* _GIVEN REQUEST_
All of the lines below are to be printed again exactly; images are excluded from the output.

Begin

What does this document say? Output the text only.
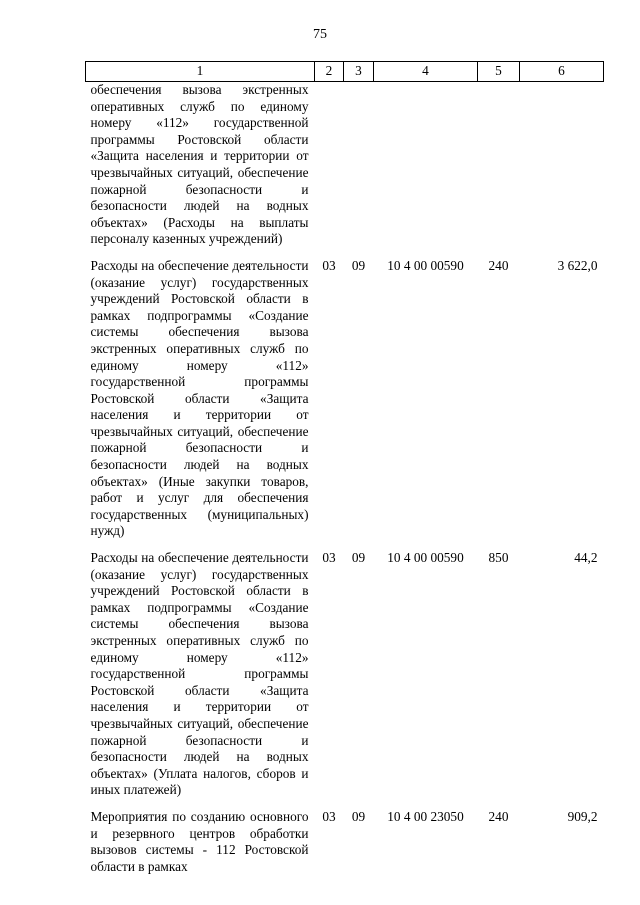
75
1	2	3	4	5	6
обеспечения вызова экстренных оперативных служб по единому номеру «112» государственной программы Ростовской области «Защита населения и территории от чрезвычайных ситуаций, обеспечение пожарной безопасности и безопасности людей на водных объектах» (Расходы на выплаты персоналу казенных учреждений)					
Расходы на обеспечение деятельности (оказание услуг) государственных учреждений Ростовской области в рамках подпрограммы «Создание системы обеспечения вызова экстренных оперативных служб по единому номеру «112» государственной программы Ростовской области «Защита населения и территории от чрезвычайных ситуаций, обеспечение пожарной безопасности и безопасности людей на водных объектах» (Иные закупки товаров, работ и услуг для обеспечения государственных (муниципальных) нужд)	03	09	10 4 00 00590	240	3 622,0
Расходы на обеспечение деятельности (оказание услуг) государственных учреждений Ростовской области в рамках подпрограммы «Создание системы обеспечения вызова экстренных оперативных служб по единому номеру «112» государственной программы Ростовской области «Защита населения и территории от чрезвычайных ситуаций, обеспечение пожарной безопасности и безопасности людей на водных объектах» (Уплата налогов, сборов и иных платежей)	03	09	10 4 00 00590	850	44,2
Мероприятия по созданию основного и резервного центров обработки вызовов системы - 112 Ростовской области в рамках	03	09	10 4 00 23050	240	909,2
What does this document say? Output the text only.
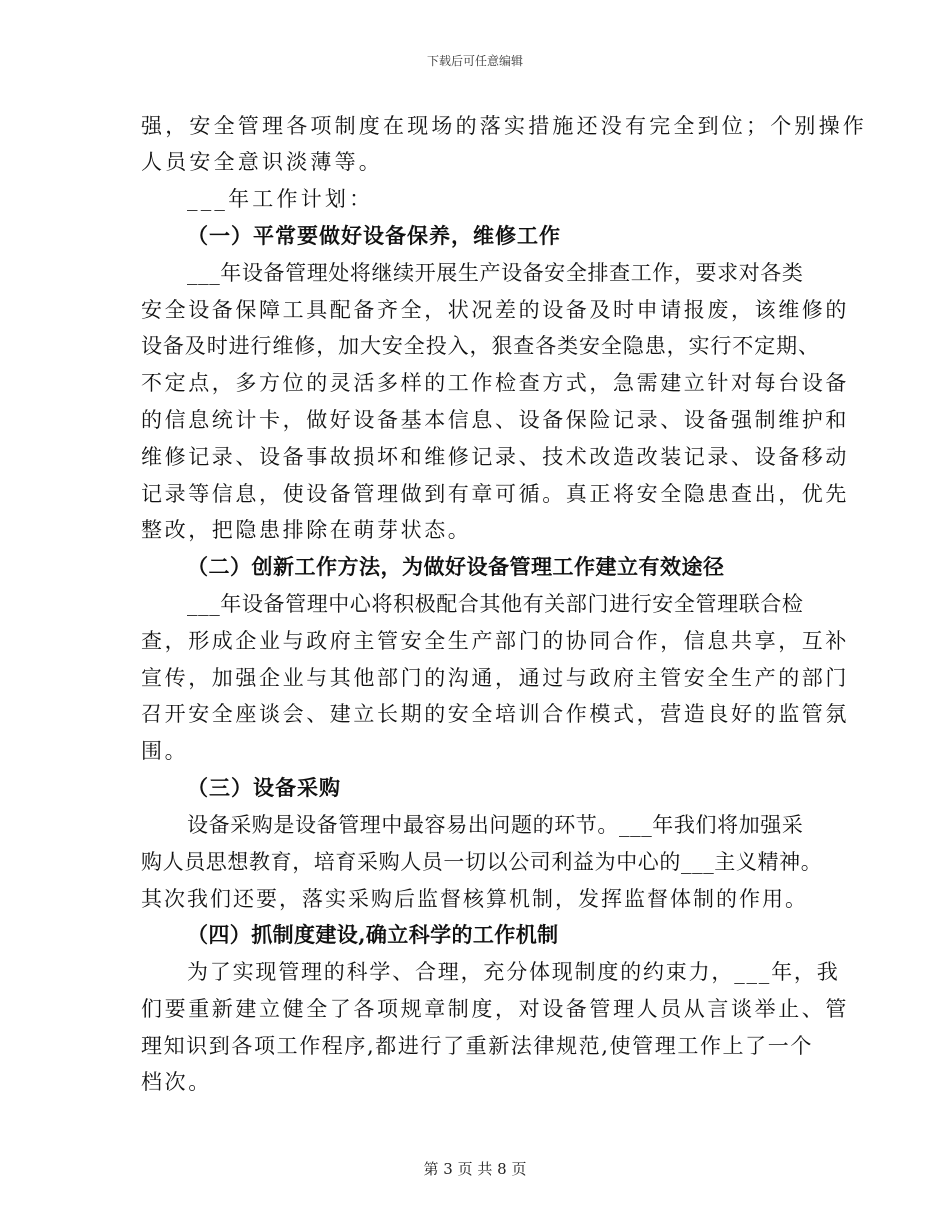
下载后可任意编辑
强，安全管理各项制度在现场的落实措施还没有完全到位；个别操作
人员安全意识淡薄等。
___年工作计划：
（一）平常要做好设备保养，维修工作
___年设备管理处将继续开展生产设备安全排查工作，要求对各类
安全设备保障工具配备齐全，状况差的设备及时申请报废，该维修的
设备及时进行维修，加大安全投入，狠查各类安全隐患，实行不定期、
不定点，多方位的灵活多样的工作检查方式，急需建立针对每台设备
的信息统计卡，做好设备基本信息、设备保险记录、设备强制维护和
维修记录、设备事故损坏和维修记录、技术改造改装记录、设备移动
记录等信息，使设备管理做到有章可循。真正将安全隐患查出，优先
整改，把隐患排除在萌芽状态。
（二）创新工作方法，为做好设备管理工作建立有效途径
___年设备管理中心将积极配合其他有关部门进行安全管理联合检
查，形成企业与政府主管安全生产部门的协同合作，信息共享，互补
宣传，加强企业与其他部门的沟通，通过与政府主管安全生产的部门
召开安全座谈会、建立长期的安全培训合作模式，营造良好的监管氛
围。
（三）设备采购
设备采购是设备管理中最容易出问题的环节。___年我们将加强采
购人员思想教育，培育采购人员一切以公司利益为中心的___主义精神。
其次我们还要，落实采购后监督核算机制，发挥监督体制的作用。
（四）抓制度建设,确立科学的工作机制
为了实现管理的科学、合理，充分体现制度的约束力，___年，我
们要重新建立健全了各项规章制度，对设备管理人员从言谈举止、管
理知识到各项工作程序,都进行了重新法律规范,使管理工作上了一个
档次。
第 3 页 共 8 页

End

* _RESULT OF THIS EXERCISE_
What does this document say? Output the text only.
75
1	2	3	4	5	6
обеспечения вызова экстренных оперативных служб по единому номеру «112» государственной программы Ростовской области «Защита населения и территории от чрезвычайных ситуаций, обеспечение пожарной безопасности и безопасности людей на водных объектах» (Расходы на выплаты персоналу казенных учреждений)					
Расходы на обеспечение деятельности (оказание услуг) государственных учреждений Ростовской области в рамках подпрограммы «Создание системы обеспечения вызова экстренных оперативных служб по единому номеру «112» государственной программы Ростовской области «Защита населения и территории от чрезвычайных ситуаций, обеспечение пожарной безопасности и безопасности людей на водных объектах» (Иные закупки товаров, работ и услуг для обеспечения государственных (муниципальных) нужд)	03	09	10 4 00 00590	240	3 622,0
Расходы на обеспечение деятельности (оказание услуг) государственных учреждений Ростовской области в рамках подпрограммы «Создание системы обеспечения вызова экстренных оперативных служб по единому номеру «112» государственной программы Ростовской области «Защита населения и территории от чрезвычайных ситуаций, обеспечение пожарной безопасности и безопасности людей на водных объектах» (Уплата налогов, сборов и иных платежей)	03	09	10 4 00 00590	850	44,2
Мероприятия по созданию основного и резервного центров обработки вызовов системы - 112 Ростовской области в рамках	03	09	10 4 00 23050	240	909,2
What does this document say? Output the text only.
下载后可任意编辑
强，安全管理各项制度在现场的落实措施还没有完全到位；个别操作
人员安全意识淡薄等。
___年工作计划：
（一）平常要做好设备保养，维修工作
___年设备管理处将继续开展生产设备安全排查工作，要求对各类
安全设备保障工具配备齐全，状况差的设备及时申请报废，该维修的
设备及时进行维修，加大安全投入，狠查各类安全隐患，实行不定期、
不定点，多方位的灵活多样的工作检查方式，急需建立针对每台设备
的信息统计卡，做好设备基本信息、设备保险记录、设备强制维护和
维修记录、设备事故损坏和维修记录、技术改造改装记录、设备移动
记录等信息，使设备管理做到有章可循。真正将安全隐患查出，优先
整改，把隐患排除在萌芽状态。
（二）创新工作方法，为做好设备管理工作建立有效途径
___年设备管理中心将积极配合其他有关部门进行安全管理联合检
查，形成企业与政府主管安全生产部门的协同合作，信息共享，互补
宣传，加强企业与其他部门的沟通，通过与政府主管安全生产的部门
召开安全座谈会、建立长期的安全培训合作模式，营造良好的监管氛
围。
（三）设备采购
设备采购是设备管理中最容易出问题的环节。___年我们将加强采
购人员思想教育，培育采购人员一切以公司利益为中心的___主义精神。
其次我们还要，落实采购后监督核算机制，发挥监督体制的作用。
（四）抓制度建设,确立科学的工作机制
为了实现管理的科学、合理，充分体现制度的约束力，___年，我
们要重新建立健全了各项规章制度，对设备管理人员从言谈举止、管
理知识到各项工作程序,都进行了重新法律规范,使管理工作上了一个
档次。
第 3 页 共 8 页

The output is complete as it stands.